- _Your task_:
Exactly as written, please set down all of the entries again, with no pictures.

(Structured figure records)
(begin)

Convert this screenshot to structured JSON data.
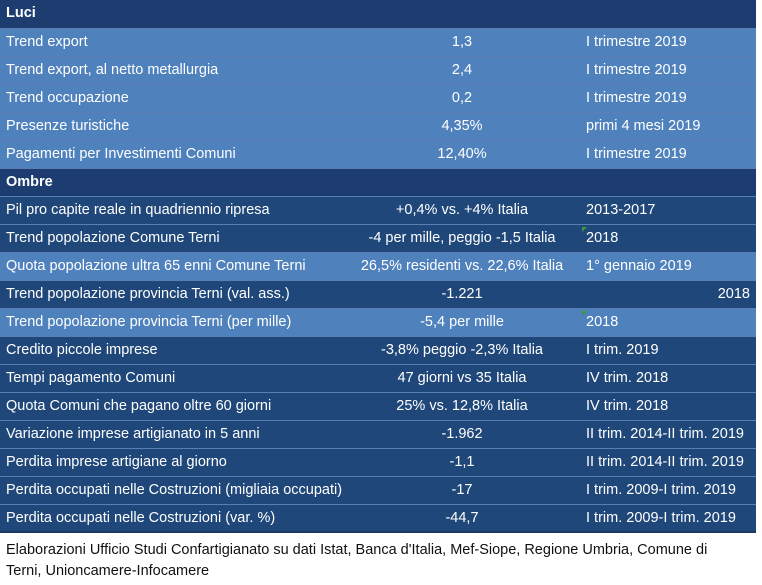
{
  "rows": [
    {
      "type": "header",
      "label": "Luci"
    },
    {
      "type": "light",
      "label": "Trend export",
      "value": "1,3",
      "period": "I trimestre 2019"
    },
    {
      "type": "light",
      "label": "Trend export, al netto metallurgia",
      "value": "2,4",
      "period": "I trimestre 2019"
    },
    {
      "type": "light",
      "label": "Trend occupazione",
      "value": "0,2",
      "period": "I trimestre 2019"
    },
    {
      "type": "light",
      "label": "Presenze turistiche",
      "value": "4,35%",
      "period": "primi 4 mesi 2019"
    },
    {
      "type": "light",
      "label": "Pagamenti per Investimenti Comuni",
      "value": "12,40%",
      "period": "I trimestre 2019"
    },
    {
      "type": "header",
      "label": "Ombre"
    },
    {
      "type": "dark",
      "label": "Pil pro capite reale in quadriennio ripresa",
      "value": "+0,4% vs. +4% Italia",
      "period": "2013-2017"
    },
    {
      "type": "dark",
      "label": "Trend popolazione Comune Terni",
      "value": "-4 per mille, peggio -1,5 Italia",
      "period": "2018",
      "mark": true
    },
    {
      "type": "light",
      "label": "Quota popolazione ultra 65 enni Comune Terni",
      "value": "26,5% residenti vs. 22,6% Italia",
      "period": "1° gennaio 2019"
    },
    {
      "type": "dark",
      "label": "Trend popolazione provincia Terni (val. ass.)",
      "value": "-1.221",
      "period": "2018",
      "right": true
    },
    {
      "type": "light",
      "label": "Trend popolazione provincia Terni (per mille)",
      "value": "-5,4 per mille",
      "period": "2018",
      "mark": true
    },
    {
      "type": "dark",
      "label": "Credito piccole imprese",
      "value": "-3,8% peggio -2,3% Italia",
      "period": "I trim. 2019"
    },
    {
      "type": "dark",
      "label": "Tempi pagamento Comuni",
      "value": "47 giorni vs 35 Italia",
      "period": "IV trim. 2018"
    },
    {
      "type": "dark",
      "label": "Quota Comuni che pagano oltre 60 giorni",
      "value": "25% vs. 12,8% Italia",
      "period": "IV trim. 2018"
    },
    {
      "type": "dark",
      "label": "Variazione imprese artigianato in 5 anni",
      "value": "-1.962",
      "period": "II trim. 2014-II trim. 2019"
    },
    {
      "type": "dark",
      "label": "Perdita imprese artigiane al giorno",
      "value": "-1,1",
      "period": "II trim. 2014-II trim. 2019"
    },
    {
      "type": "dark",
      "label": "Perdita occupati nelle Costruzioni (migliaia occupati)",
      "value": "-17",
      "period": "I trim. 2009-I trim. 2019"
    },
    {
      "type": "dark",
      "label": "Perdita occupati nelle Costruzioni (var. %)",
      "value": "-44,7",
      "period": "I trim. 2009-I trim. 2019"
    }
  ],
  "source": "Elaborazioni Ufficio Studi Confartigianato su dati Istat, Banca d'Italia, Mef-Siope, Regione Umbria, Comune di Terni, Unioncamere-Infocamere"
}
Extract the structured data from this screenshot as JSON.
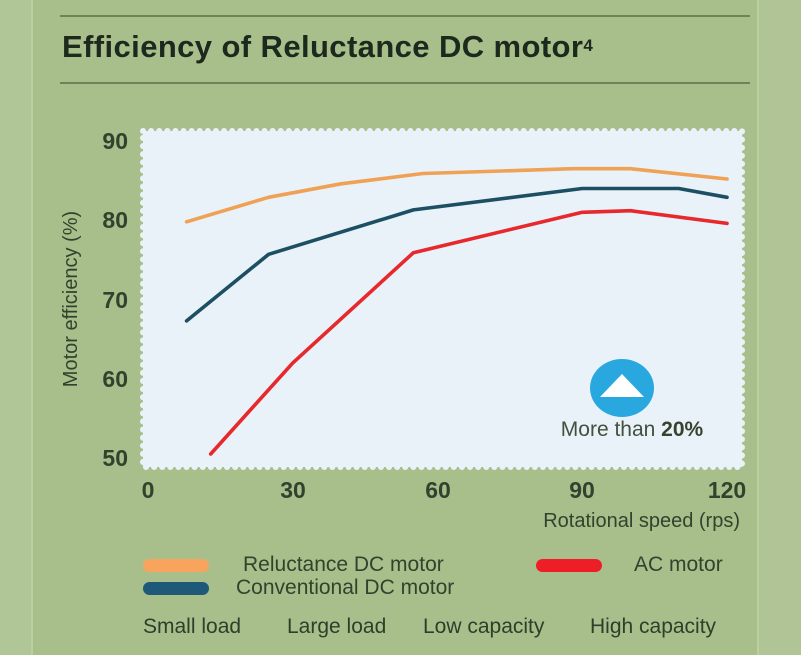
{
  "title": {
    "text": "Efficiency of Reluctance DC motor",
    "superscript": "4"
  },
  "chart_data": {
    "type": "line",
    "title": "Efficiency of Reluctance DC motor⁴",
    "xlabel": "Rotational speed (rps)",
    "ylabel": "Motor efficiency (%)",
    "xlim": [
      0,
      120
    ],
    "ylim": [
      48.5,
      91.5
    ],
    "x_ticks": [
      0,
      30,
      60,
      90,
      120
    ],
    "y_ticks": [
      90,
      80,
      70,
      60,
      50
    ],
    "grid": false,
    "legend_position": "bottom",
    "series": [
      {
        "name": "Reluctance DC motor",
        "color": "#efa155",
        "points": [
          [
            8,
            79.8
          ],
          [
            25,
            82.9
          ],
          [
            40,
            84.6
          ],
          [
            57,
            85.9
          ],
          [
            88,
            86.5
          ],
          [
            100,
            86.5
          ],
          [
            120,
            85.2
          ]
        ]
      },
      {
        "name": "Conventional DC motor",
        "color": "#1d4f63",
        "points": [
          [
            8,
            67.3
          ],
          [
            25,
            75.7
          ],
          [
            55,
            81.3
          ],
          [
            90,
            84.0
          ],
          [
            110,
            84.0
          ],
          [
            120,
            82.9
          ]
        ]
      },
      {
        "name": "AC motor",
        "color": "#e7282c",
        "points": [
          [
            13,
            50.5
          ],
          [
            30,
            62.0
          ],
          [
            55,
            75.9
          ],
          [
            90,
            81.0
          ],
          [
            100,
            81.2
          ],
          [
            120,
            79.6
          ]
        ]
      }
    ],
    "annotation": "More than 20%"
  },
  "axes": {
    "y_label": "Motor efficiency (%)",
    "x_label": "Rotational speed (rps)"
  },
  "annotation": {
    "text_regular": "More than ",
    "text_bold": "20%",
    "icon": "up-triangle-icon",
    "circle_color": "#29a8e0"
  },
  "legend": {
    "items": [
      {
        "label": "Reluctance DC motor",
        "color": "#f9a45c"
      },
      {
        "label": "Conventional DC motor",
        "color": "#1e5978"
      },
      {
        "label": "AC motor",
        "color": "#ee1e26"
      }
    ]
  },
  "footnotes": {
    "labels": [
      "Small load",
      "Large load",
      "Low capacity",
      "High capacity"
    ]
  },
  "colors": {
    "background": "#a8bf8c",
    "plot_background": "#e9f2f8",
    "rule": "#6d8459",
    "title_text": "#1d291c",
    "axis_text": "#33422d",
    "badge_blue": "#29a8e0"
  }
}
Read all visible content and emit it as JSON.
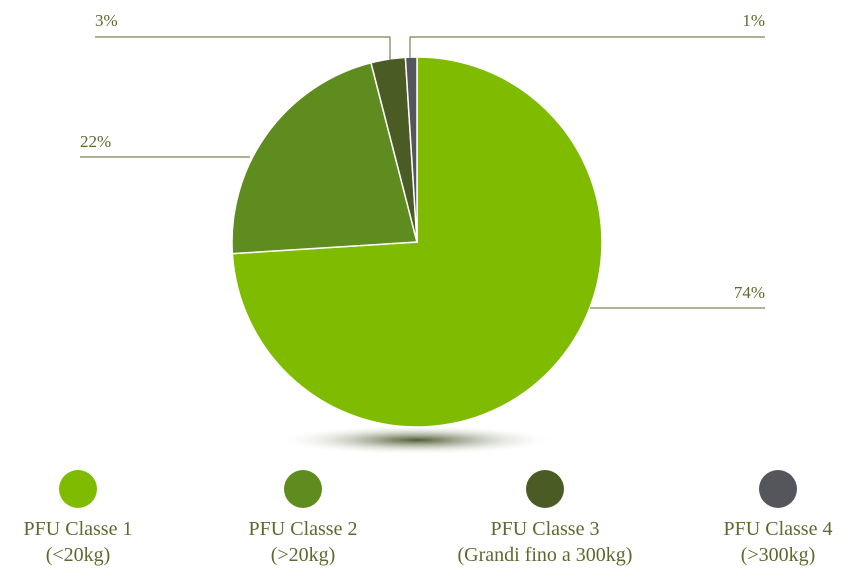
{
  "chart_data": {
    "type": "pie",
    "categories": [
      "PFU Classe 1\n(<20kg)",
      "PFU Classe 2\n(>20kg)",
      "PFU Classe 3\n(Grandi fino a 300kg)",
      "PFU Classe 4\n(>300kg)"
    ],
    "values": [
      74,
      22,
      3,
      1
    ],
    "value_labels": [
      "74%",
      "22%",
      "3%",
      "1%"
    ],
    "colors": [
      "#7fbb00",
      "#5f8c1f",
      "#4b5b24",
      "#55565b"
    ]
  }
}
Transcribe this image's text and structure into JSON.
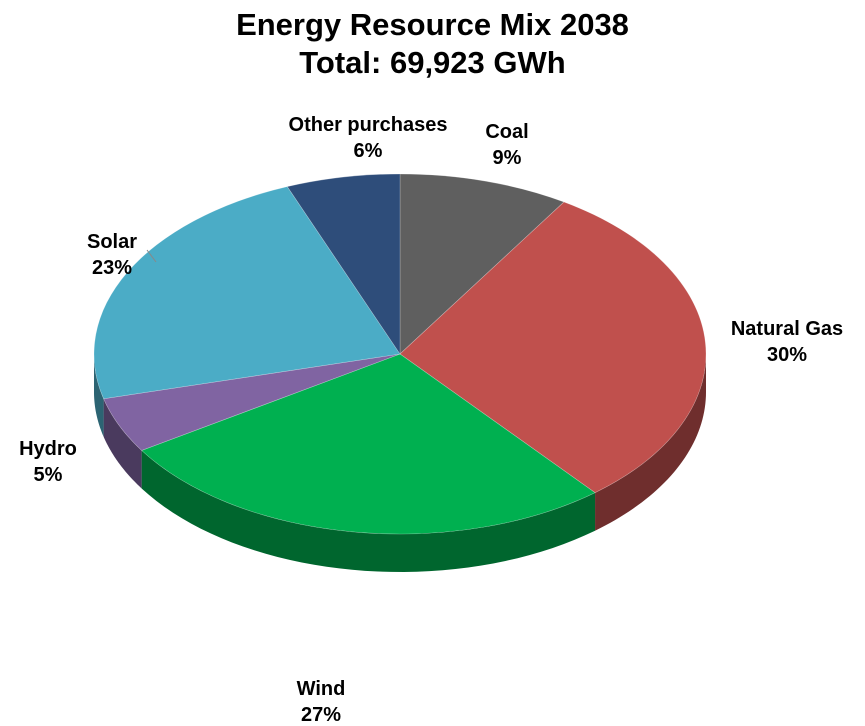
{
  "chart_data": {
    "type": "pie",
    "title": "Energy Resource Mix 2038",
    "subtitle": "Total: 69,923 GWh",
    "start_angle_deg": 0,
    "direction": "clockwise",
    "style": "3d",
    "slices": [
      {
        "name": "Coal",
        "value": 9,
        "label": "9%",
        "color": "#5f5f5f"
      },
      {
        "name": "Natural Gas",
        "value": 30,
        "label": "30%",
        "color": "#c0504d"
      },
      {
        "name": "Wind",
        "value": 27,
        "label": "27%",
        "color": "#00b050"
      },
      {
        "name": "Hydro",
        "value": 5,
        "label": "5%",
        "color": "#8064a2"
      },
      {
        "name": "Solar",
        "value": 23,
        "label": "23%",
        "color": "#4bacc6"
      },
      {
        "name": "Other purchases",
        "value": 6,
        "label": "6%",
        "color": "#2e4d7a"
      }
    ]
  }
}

(end)

- _Task response_:
Convert this screenshot to structured JSON data.
{
  "rows": [
    {
      "type": "header",
      "label": "Luci"
    },
    {
      "type": "light",
      "label": "Trend export",
      "value": "1,3",
      "period": "I trimestre 2019"
    },
    {
      "type": "light",
      "label": "Trend export, al netto metallurgia",
      "value": "2,4",
      "period": "I trimestre 2019"
    },
    {
      "type": "light",
      "label": "Trend occupazione",
      "value": "0,2",
      "period": "I trimestre 2019"
    },
    {
      "type": "light",
      "label": "Presenze turistiche",
      "value": "4,35%",
      "period": "primi 4 mesi 2019"
    },
    {
      "type": "light",
      "label": "Pagamenti per Investimenti Comuni",
      "value": "12,40%",
      "period": "I trimestre 2019"
    },
    {
      "type": "header",
      "label": "Ombre"
    },
    {
      "type": "dark",
      "label": "Pil pro capite reale in quadriennio ripresa",
      "value": "+0,4% vs. +4% Italia",
      "period": "2013-2017"
    },
    {
      "type": "dark",
      "label": "Trend popolazione Comune Terni",
      "value": "-4 per mille, peggio -1,5 Italia",
      "period": "2018",
      "mark": true
    },
    {
      "type": "light",
      "label": "Quota popolazione ultra 65 enni Comune Terni",
      "value": "26,5% residenti vs. 22,6% Italia",
      "period": "1° gennaio 2019"
    },
    {
      "type": "dark",
      "label": "Trend popolazione provincia Terni (val. ass.)",
      "value": "-1.221",
      "period": "2018",
      "right": true
    },
    {
      "type": "light",
      "label": "Trend popolazione provincia Terni (per mille)",
      "value": "-5,4 per mille",
      "period": "2018",
      "mark": true
    },
    {
      "type": "dark",
      "label": "Credito piccole imprese",
      "value": "-3,8% peggio -2,3% Italia",
      "period": "I trim. 2019"
    },
    {
      "type": "dark",
      "label": "Tempi pagamento Comuni",
      "value": "47 giorni vs 35 Italia",
      "period": "IV trim. 2018"
    },
    {
      "type": "dark",
      "label": "Quota Comuni che pagano oltre 60 giorni",
      "value": "25% vs. 12,8% Italia",
      "period": "IV trim. 2018"
    },
    {
      "type": "dark",
      "label": "Variazione imprese artigianato in 5 anni",
      "value": "-1.962",
      "period": "II trim. 2014-II trim. 2019"
    },
    {
      "type": "dark",
      "label": "Perdita imprese artigiane al giorno",
      "value": "-1,1",
      "period": "II trim. 2014-II trim. 2019"
    },
    {
      "type": "dark",
      "label": "Perdita occupati nelle Costruzioni (migliaia occupati)",
      "value": "-17",
      "period": "I trim. 2009-I trim. 2019"
    },
    {
      "type": "dark",
      "label": "Perdita occupati nelle Costruzioni (var. %)",
      "value": "-44,7",
      "period": "I trim. 2009-I trim. 2019"
    }
  ],
  "source": "Elaborazioni Ufficio Studi Confartigianato su dati Istat, Banca d'Italia, Mef-Siope, Regione Umbria, Comune di Terni, Unioncamere-Infocamere"
}
Extract the structured data from this screenshot as JSON.
{
  "title": {
    "text": "Efficiency of Reluctance DC motor",
    "superscript": "4"
  },
  "chart_data": {
    "type": "line",
    "title": "Efficiency of Reluctance DC motor⁴",
    "xlabel": "Rotational speed (rps)",
    "ylabel": "Motor efficiency (%)",
    "xlim": [
      0,
      120
    ],
    "ylim": [
      48.5,
      91.5
    ],
    "x_ticks": [
      0,
      30,
      60,
      90,
      120
    ],
    "y_ticks": [
      90,
      80,
      70,
      60,
      50
    ],
    "grid": false,
    "legend_position": "bottom",
    "series": [
      {
        "name": "Reluctance DC motor",
        "color": "#efa155",
        "points": [
          [
            8,
            79.8
          ],
          [
            25,
            82.9
          ],
          [
            40,
            84.6
          ],
          [
            57,
            85.9
          ],
          [
            88,
            86.5
          ],
          [
            100,
            86.5
          ],
          [
            120,
            85.2
          ]
        ]
      },
      {
        "name": "Conventional DC motor",
        "color": "#1d4f63",
        "points": [
          [
            8,
            67.3
          ],
          [
            25,
            75.7
          ],
          [
            55,
            81.3
          ],
          [
            90,
            84.0
          ],
          [
            110,
            84.0
          ],
          [
            120,
            82.9
          ]
        ]
      },
      {
        "name": "AC motor",
        "color": "#e7282c",
        "points": [
          [
            13,
            50.5
          ],
          [
            30,
            62.0
          ],
          [
            55,
            75.9
          ],
          [
            90,
            81.0
          ],
          [
            100,
            81.2
          ],
          [
            120,
            79.6
          ]
        ]
      }
    ],
    "annotation": "More than 20%"
  },
  "axes": {
    "y_label": "Motor efficiency (%)",
    "x_label": "Rotational speed (rps)"
  },
  "annotation": {
    "text_regular": "More than ",
    "text_bold": "20%",
    "icon": "up-triangle-icon",
    "circle_color": "#29a8e0"
  },
  "legend": {
    "items": [
      {
        "label": "Reluctance DC motor",
        "color": "#f9a45c"
      },
      {
        "label": "Conventional DC motor",
        "color": "#1e5978"
      },
      {
        "label": "AC motor",
        "color": "#ee1e26"
      }
    ]
  },
  "footnotes": {
    "labels": [
      "Small load",
      "Large load",
      "Low capacity",
      "High capacity"
    ]
  },
  "colors": {
    "background": "#a8bf8c",
    "plot_background": "#e9f2f8",
    "rule": "#6d8459",
    "title_text": "#1d291c",
    "axis_text": "#33422d",
    "badge_blue": "#29a8e0"
  }
}
Read all visible content and emit it as JSON.
{
  "chart_data": {
    "type": "pie",
    "categories": [
      "PFU Classe 1\n(<20kg)",
      "PFU Classe 2\n(>20kg)",
      "PFU Classe 3\n(Grandi fino a 300kg)",
      "PFU Classe 4\n(>300kg)"
    ],
    "values": [
      74,
      22,
      3,
      1
    ],
    "value_labels": [
      "74%",
      "22%",
      "3%",
      "1%"
    ],
    "colors": [
      "#7fbb00",
      "#5f8c1f",
      "#4b5b24",
      "#55565b"
    ]
  }
}
Transcribe this image's text and structure into JSON.
{
  "chart_data": {
    "type": "pie",
    "title": "Energy Resource Mix 2038",
    "subtitle": "Total: 69,923 GWh",
    "start_angle_deg": 0,
    "direction": "clockwise",
    "style": "3d",
    "slices": [
      {
        "name": "Coal",
        "value": 9,
        "label": "9%",
        "color": "#5f5f5f"
      },
      {
        "name": "Natural Gas",
        "value": 30,
        "label": "30%",
        "color": "#c0504d"
      },
      {
        "name": "Wind",
        "value": 27,
        "label": "27%",
        "color": "#00b050"
      },
      {
        "name": "Hydro",
        "value": 5,
        "label": "5%",
        "color": "#8064a2"
      },
      {
        "name": "Solar",
        "value": 23,
        "label": "23%",
        "color": "#4bacc6"
      },
      {
        "name": "Other purchases",
        "value": 6,
        "label": "6%",
        "color": "#2e4d7a"
      }
    ]
  }
}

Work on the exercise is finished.